**YOUR TASK:**
Nothing in the records may be left out or altered; reproduce them all exactly.

○ ○ ○

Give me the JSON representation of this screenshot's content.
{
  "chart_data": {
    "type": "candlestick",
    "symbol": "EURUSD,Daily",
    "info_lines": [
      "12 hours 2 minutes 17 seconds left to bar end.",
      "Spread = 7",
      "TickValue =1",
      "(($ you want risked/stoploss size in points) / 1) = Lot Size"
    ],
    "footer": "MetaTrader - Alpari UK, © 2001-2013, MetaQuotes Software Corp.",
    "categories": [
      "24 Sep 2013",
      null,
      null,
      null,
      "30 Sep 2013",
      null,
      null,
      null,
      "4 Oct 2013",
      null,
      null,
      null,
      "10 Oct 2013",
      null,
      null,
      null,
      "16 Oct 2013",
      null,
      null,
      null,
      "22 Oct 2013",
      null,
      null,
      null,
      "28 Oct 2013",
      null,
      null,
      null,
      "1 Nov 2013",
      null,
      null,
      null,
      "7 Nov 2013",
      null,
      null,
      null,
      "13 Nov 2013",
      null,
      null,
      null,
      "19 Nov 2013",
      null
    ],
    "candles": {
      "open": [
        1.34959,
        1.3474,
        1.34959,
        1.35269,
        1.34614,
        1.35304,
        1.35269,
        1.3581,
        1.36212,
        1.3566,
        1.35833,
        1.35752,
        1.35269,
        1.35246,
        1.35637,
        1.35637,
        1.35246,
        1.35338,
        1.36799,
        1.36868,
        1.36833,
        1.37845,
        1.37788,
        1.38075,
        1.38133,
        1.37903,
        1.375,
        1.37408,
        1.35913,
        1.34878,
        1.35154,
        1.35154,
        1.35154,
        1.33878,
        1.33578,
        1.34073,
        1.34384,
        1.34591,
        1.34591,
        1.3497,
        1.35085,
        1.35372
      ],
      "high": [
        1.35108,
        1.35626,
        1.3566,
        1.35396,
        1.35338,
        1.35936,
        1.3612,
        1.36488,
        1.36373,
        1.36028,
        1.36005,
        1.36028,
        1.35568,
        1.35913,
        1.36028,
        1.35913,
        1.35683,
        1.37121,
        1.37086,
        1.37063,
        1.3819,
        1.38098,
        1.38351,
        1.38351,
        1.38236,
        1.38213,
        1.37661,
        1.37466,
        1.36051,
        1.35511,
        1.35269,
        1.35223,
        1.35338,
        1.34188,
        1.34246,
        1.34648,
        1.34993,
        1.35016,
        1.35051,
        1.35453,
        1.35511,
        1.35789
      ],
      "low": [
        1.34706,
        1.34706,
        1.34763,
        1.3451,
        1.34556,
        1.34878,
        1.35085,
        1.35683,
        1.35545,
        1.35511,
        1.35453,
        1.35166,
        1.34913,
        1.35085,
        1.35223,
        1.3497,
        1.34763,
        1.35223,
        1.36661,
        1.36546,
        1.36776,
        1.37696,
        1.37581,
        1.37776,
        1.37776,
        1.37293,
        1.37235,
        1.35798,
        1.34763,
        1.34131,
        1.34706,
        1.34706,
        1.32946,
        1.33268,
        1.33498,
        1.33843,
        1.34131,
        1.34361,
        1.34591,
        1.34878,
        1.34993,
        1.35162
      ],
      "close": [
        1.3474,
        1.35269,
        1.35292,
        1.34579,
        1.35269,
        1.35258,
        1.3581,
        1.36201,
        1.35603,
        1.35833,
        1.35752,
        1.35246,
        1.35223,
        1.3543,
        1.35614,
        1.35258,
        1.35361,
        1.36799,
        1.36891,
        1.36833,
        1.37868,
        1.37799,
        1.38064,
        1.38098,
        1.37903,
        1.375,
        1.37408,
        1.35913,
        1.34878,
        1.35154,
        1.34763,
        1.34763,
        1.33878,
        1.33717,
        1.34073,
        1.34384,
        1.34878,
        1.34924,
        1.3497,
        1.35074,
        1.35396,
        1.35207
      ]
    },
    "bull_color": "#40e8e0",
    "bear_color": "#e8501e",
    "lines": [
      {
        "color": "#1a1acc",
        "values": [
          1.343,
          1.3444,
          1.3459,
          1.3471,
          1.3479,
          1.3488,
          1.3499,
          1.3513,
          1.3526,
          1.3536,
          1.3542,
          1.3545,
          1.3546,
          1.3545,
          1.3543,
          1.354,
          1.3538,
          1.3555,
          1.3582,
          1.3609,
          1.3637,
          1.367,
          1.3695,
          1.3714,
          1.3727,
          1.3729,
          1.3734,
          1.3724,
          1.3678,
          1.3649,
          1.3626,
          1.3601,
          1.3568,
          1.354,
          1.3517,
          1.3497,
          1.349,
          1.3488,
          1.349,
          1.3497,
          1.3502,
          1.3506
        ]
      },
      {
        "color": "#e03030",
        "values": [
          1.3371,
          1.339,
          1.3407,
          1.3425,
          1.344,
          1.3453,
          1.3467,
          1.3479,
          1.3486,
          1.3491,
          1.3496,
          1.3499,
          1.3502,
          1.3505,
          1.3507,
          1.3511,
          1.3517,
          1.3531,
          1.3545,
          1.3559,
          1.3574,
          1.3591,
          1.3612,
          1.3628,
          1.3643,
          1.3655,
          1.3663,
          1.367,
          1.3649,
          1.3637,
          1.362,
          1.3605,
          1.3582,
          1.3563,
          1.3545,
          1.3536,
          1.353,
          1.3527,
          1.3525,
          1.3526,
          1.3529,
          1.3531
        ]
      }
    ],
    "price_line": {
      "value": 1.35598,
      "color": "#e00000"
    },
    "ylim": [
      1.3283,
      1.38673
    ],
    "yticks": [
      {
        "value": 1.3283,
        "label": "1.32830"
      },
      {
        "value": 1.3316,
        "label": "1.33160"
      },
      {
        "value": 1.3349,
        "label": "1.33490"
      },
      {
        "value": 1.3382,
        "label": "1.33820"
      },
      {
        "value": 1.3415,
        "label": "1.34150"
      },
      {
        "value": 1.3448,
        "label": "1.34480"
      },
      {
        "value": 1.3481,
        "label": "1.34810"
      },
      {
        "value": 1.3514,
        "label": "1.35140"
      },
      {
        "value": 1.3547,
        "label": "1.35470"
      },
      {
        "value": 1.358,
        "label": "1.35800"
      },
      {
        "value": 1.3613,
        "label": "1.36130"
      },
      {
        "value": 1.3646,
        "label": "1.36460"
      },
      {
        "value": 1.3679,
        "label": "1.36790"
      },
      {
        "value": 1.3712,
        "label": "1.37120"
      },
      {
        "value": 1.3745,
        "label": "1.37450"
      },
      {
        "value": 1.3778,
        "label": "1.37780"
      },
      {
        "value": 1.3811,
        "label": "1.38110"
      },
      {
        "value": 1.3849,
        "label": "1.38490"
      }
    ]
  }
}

○ ○ ○

**IN RESPONSE:**
Give me the JSON representation of this screenshot's content.
{
  "chart_data": {
    "type": "candlestick",
    "symbol": "EURUSD,Daily",
    "info_lines": [
      "12 hours 2 minutes 17 seconds left to bar end.",
      "Spread = 7",
      "TickValue =1",
      "(($ you want risked/stoploss size in points) / 1) = Lot Size"
    ],
    "footer": "MetaTrader - Alpari UK, © 2001-2013, MetaQuotes Software Corp.",
    "categories": [
      "24 Sep 2013",
      null,
      null,
      null,
      "30 Sep 2013",
      null,
      null,
      null,
      "4 Oct 2013",
      null,
      null,
      null,
      "10 Oct 2013",
      null,
      null,
      null,
      "16 Oct 2013",
      null,
      null,
      null,
      "22 Oct 2013",
      null,
      null,
      null,
      "28 Oct 2013",
      null,
      null,
      null,
      "1 Nov 2013",
      null,
      null,
      null,
      "7 Nov 2013",
      null,
      null,
      null,
      "13 Nov 2013",
      null,
      null,
      null,
      "19 Nov 2013",
      null
    ],
    "candles": {
      "open": [
        1.34959,
        1.3474,
        1.34959,
        1.35269,
        1.34614,
        1.35304,
        1.35269,
        1.3581,
        1.36212,
        1.3566,
        1.35833,
        1.35752,
        1.35269,
        1.35246,
        1.35637,
        1.35637,
        1.35246,
        1.35338,
        1.36799,
        1.36868,
        1.36833,
        1.37845,
        1.37788,
        1.38075,
        1.38133,
        1.37903,
        1.375,
        1.37408,
        1.35913,
        1.34878,
        1.35154,
        1.35154,
        1.35154,
        1.33878,
        1.33578,
        1.34073,
        1.34384,
        1.34591,
        1.34591,
        1.3497,
        1.35085,
        1.35372
      ],
      "high": [
        1.35108,
        1.35626,
        1.3566,
        1.35396,
        1.35338,
        1.35936,
        1.3612,
        1.36488,
        1.36373,
        1.36028,
        1.36005,
        1.36028,
        1.35568,
        1.35913,
        1.36028,
        1.35913,
        1.35683,
        1.37121,
        1.37086,
        1.37063,
        1.3819,
        1.38098,
        1.38351,
        1.38351,
        1.38236,
        1.38213,
        1.37661,
        1.37466,
        1.36051,
        1.35511,
        1.35269,
        1.35223,
        1.35338,
        1.34188,
        1.34246,
        1.34648,
        1.34993,
        1.35016,
        1.35051,
        1.35453,
        1.35511,
        1.35789
      ],
      "low": [
        1.34706,
        1.34706,
        1.34763,
        1.3451,
        1.34556,
        1.34878,
        1.35085,
        1.35683,
        1.35545,
        1.35511,
        1.35453,
        1.35166,
        1.34913,
        1.35085,
        1.35223,
        1.3497,
        1.34763,
        1.35223,
        1.36661,
        1.36546,
        1.36776,
        1.37696,
        1.37581,
        1.37776,
        1.37776,
        1.37293,
        1.37235,
        1.35798,
        1.34763,
        1.34131,
        1.34706,
        1.34706,
        1.32946,
        1.33268,
        1.33498,
        1.33843,
        1.34131,
        1.34361,
        1.34591,
        1.34878,
        1.34993,
        1.35162
      ],
      "close": [
        1.3474,
        1.35269,
        1.35292,
        1.34579,
        1.35269,
        1.35258,
        1.3581,
        1.36201,
        1.35603,
        1.35833,
        1.35752,
        1.35246,
        1.35223,
        1.3543,
        1.35614,
        1.35258,
        1.35361,
        1.36799,
        1.36891,
        1.36833,
        1.37868,
        1.37799,
        1.38064,
        1.38098,
        1.37903,
        1.375,
        1.37408,
        1.35913,
        1.34878,
        1.35154,
        1.34763,
        1.34763,
        1.33878,
        1.33717,
        1.34073,
        1.34384,
        1.34878,
        1.34924,
        1.3497,
        1.35074,
        1.35396,
        1.35207
      ]
    },
    "bull_color": "#40e8e0",
    "bear_color": "#e8501e",
    "lines": [
      {
        "color": "#1a1acc",
        "values": [
          1.343,
          1.3444,
          1.3459,
          1.3471,
          1.3479,
          1.3488,
          1.3499,
          1.3513,
          1.3526,
          1.3536,
          1.3542,
          1.3545,
          1.3546,
          1.3545,
          1.3543,
          1.354,
          1.3538,
          1.3555,
          1.3582,
          1.3609,
          1.3637,
          1.367,
          1.3695,
          1.3714,
          1.3727,
          1.3729,
          1.3734,
          1.3724,
          1.3678,
          1.3649,
          1.3626,
          1.3601,
          1.3568,
          1.354,
          1.3517,
          1.3497,
          1.349,
          1.3488,
          1.349,
          1.3497,
          1.3502,
          1.3506
        ]
      },
      {
        "color": "#e03030",
        "values": [
          1.3371,
          1.339,
          1.3407,
          1.3425,
          1.344,
          1.3453,
          1.3467,
          1.3479,
          1.3486,
          1.3491,
          1.3496,
          1.3499,
          1.3502,
          1.3505,
          1.3507,
          1.3511,
          1.3517,
          1.3531,
          1.3545,
          1.3559,
          1.3574,
          1.3591,
          1.3612,
          1.3628,
          1.3643,
          1.3655,
          1.3663,
          1.367,
          1.3649,
          1.3637,
          1.362,
          1.3605,
          1.3582,
          1.3563,
          1.3545,
          1.3536,
          1.353,
          1.3527,
          1.3525,
          1.3526,
          1.3529,
          1.3531
        ]
      }
    ],
    "price_line": {
      "value": 1.35598,
      "color": "#e00000"
    },
    "ylim": [
      1.3283,
      1.38673
    ],
    "yticks": [
      {
        "value": 1.3283,
        "label": "1.32830"
      },
      {
        "value": 1.3316,
        "label": "1.33160"
      },
      {
        "value": 1.3349,
        "label": "1.33490"
      },
      {
        "value": 1.3382,
        "label": "1.33820"
      },
      {
        "value": 1.3415,
        "label": "1.34150"
      },
      {
        "value": 1.3448,
        "label": "1.34480"
      },
      {
        "value": 1.3481,
        "label": "1.34810"
      },
      {
        "value": 1.3514,
        "label": "1.35140"
      },
      {
        "value": 1.3547,
        "label": "1.35470"
      },
      {
        "value": 1.358,
        "label": "1.35800"
      },
      {
        "value": 1.3613,
        "label": "1.36130"
      },
      {
        "value": 1.3646,
        "label": "1.36460"
      },
      {
        "value": 1.3679,
        "label": "1.36790"
      },
      {
        "value": 1.3712,
        "label": "1.37120"
      },
      {
        "value": 1.3745,
        "label": "1.37450"
      },
      {
        "value": 1.3778,
        "label": "1.37780"
      },
      {
        "value": 1.3811,
        "label": "1.38110"
      },
      {
        "value": 1.3849,
        "label": "1.38490"
      }
    ]
  }
}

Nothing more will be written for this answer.